Copy every line with the string "States" in it.

(Records that describe figures)
:::
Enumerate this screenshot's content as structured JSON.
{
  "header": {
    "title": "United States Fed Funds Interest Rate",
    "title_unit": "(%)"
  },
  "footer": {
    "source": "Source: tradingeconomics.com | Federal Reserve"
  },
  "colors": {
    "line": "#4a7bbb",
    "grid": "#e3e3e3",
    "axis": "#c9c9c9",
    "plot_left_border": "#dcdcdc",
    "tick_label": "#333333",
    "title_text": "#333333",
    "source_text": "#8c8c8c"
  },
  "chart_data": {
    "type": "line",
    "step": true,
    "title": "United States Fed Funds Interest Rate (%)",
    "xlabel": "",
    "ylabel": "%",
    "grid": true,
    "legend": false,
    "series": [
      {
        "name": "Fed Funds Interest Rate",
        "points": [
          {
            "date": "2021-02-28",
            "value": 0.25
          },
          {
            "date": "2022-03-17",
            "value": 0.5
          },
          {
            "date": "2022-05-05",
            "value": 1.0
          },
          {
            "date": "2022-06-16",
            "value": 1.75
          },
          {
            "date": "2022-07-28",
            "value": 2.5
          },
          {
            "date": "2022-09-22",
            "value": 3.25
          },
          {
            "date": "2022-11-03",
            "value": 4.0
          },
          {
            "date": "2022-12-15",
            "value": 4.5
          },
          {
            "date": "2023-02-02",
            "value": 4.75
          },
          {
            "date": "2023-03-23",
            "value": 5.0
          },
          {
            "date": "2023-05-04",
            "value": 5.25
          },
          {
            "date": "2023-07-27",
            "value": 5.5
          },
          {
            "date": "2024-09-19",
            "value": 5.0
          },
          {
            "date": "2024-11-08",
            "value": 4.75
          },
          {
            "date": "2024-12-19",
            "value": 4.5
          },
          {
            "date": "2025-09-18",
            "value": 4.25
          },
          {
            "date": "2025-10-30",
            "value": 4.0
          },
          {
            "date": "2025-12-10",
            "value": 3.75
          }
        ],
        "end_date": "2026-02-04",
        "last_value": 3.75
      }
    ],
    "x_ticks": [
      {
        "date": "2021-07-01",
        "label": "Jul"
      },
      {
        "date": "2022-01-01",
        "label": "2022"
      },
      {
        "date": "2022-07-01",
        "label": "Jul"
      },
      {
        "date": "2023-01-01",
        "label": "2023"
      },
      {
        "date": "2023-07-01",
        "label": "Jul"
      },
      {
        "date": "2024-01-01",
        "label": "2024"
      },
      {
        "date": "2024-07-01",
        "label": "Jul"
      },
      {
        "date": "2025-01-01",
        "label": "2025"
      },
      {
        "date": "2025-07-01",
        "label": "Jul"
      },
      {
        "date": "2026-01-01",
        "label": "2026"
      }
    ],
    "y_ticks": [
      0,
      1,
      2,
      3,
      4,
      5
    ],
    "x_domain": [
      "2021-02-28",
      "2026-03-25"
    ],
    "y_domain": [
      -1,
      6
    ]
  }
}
:::
**Complete output:**
    "title": "United States Fed Funds Interest Rate",
    "title": "United States Fed Funds Interest Rate (%)",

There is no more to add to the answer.